▸ **Exercise**
Transcribe every entry word for word, but skip the images.

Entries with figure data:

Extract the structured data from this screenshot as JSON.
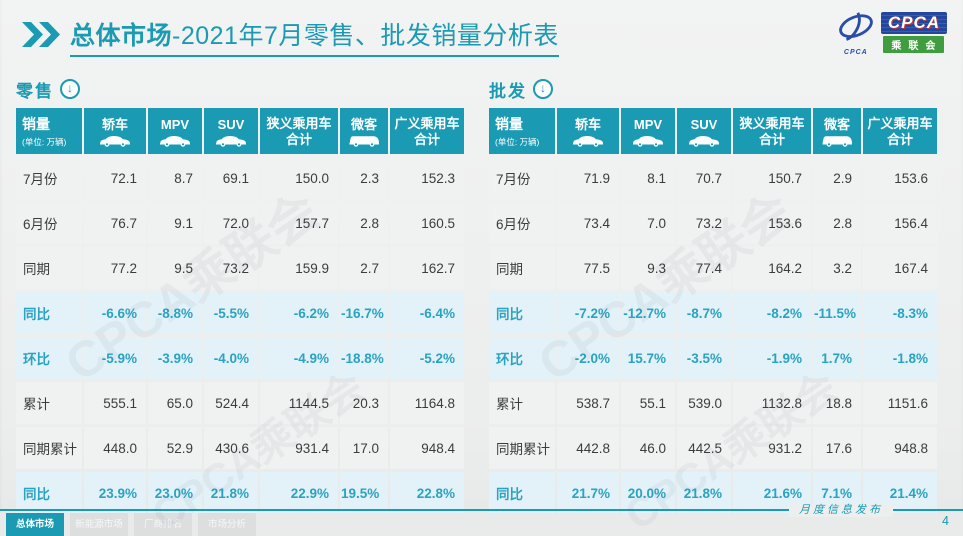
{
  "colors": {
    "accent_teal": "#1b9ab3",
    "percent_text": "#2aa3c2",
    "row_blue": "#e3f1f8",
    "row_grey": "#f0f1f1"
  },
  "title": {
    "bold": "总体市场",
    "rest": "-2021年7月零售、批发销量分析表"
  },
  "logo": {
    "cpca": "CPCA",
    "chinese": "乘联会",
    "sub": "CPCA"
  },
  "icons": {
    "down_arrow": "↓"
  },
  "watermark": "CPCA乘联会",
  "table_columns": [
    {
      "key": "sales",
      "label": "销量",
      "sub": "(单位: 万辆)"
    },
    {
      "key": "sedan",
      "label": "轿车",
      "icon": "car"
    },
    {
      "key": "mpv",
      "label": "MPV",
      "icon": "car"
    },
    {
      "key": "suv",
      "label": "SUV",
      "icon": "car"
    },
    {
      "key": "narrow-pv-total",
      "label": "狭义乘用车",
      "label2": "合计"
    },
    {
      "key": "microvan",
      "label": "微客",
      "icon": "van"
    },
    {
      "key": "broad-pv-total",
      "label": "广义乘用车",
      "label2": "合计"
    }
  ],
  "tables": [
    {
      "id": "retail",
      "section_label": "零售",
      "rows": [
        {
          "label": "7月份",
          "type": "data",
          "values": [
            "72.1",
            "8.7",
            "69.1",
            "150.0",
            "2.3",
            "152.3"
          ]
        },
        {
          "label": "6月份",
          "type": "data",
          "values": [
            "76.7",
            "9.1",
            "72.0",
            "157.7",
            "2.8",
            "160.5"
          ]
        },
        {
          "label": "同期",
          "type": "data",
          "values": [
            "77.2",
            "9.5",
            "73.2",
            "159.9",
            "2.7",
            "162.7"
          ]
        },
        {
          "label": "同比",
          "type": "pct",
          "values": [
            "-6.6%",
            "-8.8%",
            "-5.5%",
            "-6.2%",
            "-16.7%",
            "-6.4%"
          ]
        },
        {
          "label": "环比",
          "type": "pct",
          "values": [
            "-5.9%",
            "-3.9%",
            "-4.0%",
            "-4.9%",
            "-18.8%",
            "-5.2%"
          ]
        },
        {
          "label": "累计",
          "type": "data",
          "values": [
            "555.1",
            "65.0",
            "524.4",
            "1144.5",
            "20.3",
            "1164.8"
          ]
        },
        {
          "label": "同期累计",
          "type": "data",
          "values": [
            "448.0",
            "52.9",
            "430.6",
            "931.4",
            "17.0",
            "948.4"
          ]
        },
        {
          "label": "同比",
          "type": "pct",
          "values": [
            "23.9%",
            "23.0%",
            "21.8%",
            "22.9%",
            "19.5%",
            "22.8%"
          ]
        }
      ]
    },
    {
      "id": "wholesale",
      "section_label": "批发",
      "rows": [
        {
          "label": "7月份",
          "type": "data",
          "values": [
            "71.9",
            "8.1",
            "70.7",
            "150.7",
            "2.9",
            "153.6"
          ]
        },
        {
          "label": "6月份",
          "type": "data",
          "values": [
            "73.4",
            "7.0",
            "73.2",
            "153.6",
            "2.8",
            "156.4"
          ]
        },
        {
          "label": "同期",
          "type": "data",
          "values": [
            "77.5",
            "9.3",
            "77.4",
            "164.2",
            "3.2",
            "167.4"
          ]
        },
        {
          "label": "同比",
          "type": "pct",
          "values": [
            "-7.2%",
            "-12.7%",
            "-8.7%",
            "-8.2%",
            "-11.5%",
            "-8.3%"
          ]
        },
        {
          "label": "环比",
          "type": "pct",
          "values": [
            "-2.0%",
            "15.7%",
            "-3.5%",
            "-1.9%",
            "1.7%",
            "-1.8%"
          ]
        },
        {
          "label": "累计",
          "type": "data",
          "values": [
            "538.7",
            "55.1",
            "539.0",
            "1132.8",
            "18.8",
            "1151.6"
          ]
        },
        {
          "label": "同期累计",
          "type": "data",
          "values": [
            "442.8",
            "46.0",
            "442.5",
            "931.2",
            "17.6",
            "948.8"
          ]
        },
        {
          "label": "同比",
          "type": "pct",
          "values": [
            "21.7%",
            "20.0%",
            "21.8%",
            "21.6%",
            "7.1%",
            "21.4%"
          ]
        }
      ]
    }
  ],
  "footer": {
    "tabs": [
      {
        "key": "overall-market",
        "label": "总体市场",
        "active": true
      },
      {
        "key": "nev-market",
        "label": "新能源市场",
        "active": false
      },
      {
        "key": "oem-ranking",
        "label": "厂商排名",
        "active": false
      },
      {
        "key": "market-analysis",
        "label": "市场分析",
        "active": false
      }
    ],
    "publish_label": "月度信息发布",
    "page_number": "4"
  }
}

▸ **Task response**
Extract the structured data from this screenshot as JSON.
{
  "colors": {
    "accent_teal": "#1b9ab3",
    "percent_text": "#2aa3c2",
    "row_blue": "#e3f1f8",
    "row_grey": "#f0f1f1"
  },
  "title": {
    "bold": "总体市场",
    "rest": "-2021年7月零售、批发销量分析表"
  },
  "logo": {
    "cpca": "CPCA",
    "chinese": "乘联会",
    "sub": "CPCA"
  },
  "icons": {
    "down_arrow": "↓"
  },
  "watermark": "CPCA乘联会",
  "table_columns": [
    {
      "key": "sales",
      "label": "销量",
      "sub": "(单位: 万辆)"
    },
    {
      "key": "sedan",
      "label": "轿车",
      "icon": "car"
    },
    {
      "key": "mpv",
      "label": "MPV",
      "icon": "car"
    },
    {
      "key": "suv",
      "label": "SUV",
      "icon": "car"
    },
    {
      "key": "narrow-pv-total",
      "label": "狭义乘用车",
      "label2": "合计"
    },
    {
      "key": "microvan",
      "label": "微客",
      "icon": "van"
    },
    {
      "key": "broad-pv-total",
      "label": "广义乘用车",
      "label2": "合计"
    }
  ],
  "tables": [
    {
      "id": "retail",
      "section_label": "零售",
      "rows": [
        {
          "label": "7月份",
          "type": "data",
          "values": [
            "72.1",
            "8.7",
            "69.1",
            "150.0",
            "2.3",
            "152.3"
          ]
        },
        {
          "label": "6月份",
          "type": "data",
          "values": [
            "76.7",
            "9.1",
            "72.0",
            "157.7",
            "2.8",
            "160.5"
          ]
        },
        {
          "label": "同期",
          "type": "data",
          "values": [
            "77.2",
            "9.5",
            "73.2",
            "159.9",
            "2.7",
            "162.7"
          ]
        },
        {
          "label": "同比",
          "type": "pct",
          "values": [
            "-6.6%",
            "-8.8%",
            "-5.5%",
            "-6.2%",
            "-16.7%",
            "-6.4%"
          ]
        },
        {
          "label": "环比",
          "type": "pct",
          "values": [
            "-5.9%",
            "-3.9%",
            "-4.0%",
            "-4.9%",
            "-18.8%",
            "-5.2%"
          ]
        },
        {
          "label": "累计",
          "type": "data",
          "values": [
            "555.1",
            "65.0",
            "524.4",
            "1144.5",
            "20.3",
            "1164.8"
          ]
        },
        {
          "label": "同期累计",
          "type": "data",
          "values": [
            "448.0",
            "52.9",
            "430.6",
            "931.4",
            "17.0",
            "948.4"
          ]
        },
        {
          "label": "同比",
          "type": "pct",
          "values": [
            "23.9%",
            "23.0%",
            "21.8%",
            "22.9%",
            "19.5%",
            "22.8%"
          ]
        }
      ]
    },
    {
      "id": "wholesale",
      "section_label": "批发",
      "rows": [
        {
          "label": "7月份",
          "type": "data",
          "values": [
            "71.9",
            "8.1",
            "70.7",
            "150.7",
            "2.9",
            "153.6"
          ]
        },
        {
          "label": "6月份",
          "type": "data",
          "values": [
            "73.4",
            "7.0",
            "73.2",
            "153.6",
            "2.8",
            "156.4"
          ]
        },
        {
          "label": "同期",
          "type": "data",
          "values": [
            "77.5",
            "9.3",
            "77.4",
            "164.2",
            "3.2",
            "167.4"
          ]
        },
        {
          "label": "同比",
          "type": "pct",
          "values": [
            "-7.2%",
            "-12.7%",
            "-8.7%",
            "-8.2%",
            "-11.5%",
            "-8.3%"
          ]
        },
        {
          "label": "环比",
          "type": "pct",
          "values": [
            "-2.0%",
            "15.7%",
            "-3.5%",
            "-1.9%",
            "1.7%",
            "-1.8%"
          ]
        },
        {
          "label": "累计",
          "type": "data",
          "values": [
            "538.7",
            "55.1",
            "539.0",
            "1132.8",
            "18.8",
            "1151.6"
          ]
        },
        {
          "label": "同期累计",
          "type": "data",
          "values": [
            "442.8",
            "46.0",
            "442.5",
            "931.2",
            "17.6",
            "948.8"
          ]
        },
        {
          "label": "同比",
          "type": "pct",
          "values": [
            "21.7%",
            "20.0%",
            "21.8%",
            "21.6%",
            "7.1%",
            "21.4%"
          ]
        }
      ]
    }
  ],
  "footer": {
    "tabs": [
      {
        "key": "overall-market",
        "label": "总体市场",
        "active": true
      },
      {
        "key": "nev-market",
        "label": "新能源市场",
        "active": false
      },
      {
        "key": "oem-ranking",
        "label": "厂商排名",
        "active": false
      },
      {
        "key": "market-analysis",
        "label": "市场分析",
        "active": false
      }
    ],
    "publish_label": "月度信息发布",
    "page_number": "4"
  }
}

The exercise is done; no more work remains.